* SHORT EXERCISE:
Please gather every row below that contains the word "graph" and copy each of those rows in full. Case counts.

* EXCERPTED DATA:
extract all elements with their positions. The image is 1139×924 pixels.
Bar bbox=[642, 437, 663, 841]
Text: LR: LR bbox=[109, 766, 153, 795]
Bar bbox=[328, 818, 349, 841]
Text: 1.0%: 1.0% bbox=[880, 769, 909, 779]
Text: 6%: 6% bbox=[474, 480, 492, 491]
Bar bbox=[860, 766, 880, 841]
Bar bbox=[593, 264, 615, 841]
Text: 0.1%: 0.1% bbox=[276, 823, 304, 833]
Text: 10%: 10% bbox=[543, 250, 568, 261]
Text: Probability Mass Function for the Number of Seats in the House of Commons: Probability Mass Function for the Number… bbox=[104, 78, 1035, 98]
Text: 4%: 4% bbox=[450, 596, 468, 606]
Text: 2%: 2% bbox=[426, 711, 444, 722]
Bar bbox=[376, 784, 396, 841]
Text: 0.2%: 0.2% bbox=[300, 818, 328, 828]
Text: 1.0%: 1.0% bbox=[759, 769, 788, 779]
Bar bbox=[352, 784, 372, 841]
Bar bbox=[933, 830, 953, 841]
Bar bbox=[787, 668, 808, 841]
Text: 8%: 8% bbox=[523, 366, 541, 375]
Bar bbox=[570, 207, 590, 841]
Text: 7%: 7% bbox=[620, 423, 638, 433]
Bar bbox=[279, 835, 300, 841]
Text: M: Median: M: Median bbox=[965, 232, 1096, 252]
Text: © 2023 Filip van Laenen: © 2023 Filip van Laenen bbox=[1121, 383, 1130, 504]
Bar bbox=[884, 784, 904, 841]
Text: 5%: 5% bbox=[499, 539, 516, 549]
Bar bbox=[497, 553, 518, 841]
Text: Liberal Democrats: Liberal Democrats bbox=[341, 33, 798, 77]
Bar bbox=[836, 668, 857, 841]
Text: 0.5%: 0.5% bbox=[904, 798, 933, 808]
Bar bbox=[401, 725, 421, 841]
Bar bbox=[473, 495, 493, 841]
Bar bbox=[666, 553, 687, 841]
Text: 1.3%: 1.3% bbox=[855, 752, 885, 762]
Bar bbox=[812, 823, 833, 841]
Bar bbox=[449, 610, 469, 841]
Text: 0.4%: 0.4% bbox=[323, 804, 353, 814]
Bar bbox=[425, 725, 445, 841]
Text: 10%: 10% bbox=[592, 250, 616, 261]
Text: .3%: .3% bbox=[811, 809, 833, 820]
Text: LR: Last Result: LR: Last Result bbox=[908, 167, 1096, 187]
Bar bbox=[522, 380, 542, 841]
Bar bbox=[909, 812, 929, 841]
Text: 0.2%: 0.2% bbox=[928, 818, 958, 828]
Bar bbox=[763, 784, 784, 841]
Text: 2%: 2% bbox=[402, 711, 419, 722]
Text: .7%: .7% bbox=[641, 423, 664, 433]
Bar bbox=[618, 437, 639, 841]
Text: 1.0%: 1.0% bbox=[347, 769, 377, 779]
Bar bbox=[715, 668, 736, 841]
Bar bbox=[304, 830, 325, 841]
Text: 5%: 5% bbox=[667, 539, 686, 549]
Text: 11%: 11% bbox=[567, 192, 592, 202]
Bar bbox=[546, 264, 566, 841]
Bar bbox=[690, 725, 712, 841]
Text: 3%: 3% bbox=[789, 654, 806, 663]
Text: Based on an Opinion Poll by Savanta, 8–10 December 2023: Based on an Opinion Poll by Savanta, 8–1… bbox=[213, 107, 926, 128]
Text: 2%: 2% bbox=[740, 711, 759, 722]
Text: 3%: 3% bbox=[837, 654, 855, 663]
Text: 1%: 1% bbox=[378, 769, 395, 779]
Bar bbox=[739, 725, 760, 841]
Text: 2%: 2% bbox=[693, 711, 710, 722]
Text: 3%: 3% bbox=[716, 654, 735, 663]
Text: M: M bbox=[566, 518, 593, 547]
...
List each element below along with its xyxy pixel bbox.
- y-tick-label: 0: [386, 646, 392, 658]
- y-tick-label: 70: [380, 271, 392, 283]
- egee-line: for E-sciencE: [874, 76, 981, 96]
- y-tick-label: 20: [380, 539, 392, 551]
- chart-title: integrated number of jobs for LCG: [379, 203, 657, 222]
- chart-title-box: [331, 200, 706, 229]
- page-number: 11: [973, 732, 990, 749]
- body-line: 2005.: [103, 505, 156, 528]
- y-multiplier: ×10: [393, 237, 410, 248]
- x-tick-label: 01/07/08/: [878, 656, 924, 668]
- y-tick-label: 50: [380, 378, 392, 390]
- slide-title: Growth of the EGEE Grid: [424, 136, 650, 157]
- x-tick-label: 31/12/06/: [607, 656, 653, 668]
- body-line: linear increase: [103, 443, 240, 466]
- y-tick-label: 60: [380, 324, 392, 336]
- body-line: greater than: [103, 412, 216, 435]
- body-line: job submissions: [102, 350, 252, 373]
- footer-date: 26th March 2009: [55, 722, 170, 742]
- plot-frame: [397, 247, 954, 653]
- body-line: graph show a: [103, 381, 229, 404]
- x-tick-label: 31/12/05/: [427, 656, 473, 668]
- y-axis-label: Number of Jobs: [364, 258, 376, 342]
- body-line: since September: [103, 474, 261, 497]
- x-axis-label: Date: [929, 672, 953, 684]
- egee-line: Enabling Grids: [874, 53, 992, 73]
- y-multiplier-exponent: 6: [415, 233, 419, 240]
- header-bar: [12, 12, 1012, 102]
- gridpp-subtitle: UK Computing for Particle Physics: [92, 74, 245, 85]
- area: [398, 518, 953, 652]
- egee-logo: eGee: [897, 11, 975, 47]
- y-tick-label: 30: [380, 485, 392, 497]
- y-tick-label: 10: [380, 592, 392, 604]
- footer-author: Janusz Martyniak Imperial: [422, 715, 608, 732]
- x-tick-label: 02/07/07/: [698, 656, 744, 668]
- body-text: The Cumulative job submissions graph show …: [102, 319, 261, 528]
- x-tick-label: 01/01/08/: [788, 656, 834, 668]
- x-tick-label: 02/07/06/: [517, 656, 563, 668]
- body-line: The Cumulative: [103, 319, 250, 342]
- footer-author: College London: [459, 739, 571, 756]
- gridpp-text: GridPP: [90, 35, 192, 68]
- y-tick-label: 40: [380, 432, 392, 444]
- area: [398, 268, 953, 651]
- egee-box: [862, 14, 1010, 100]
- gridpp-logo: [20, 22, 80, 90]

* THE OUTPUT:
- body-line: graph show a: [103, 381, 229, 404]
- body-text: The Cumulative job submissions graph show …: [102, 319, 261, 528]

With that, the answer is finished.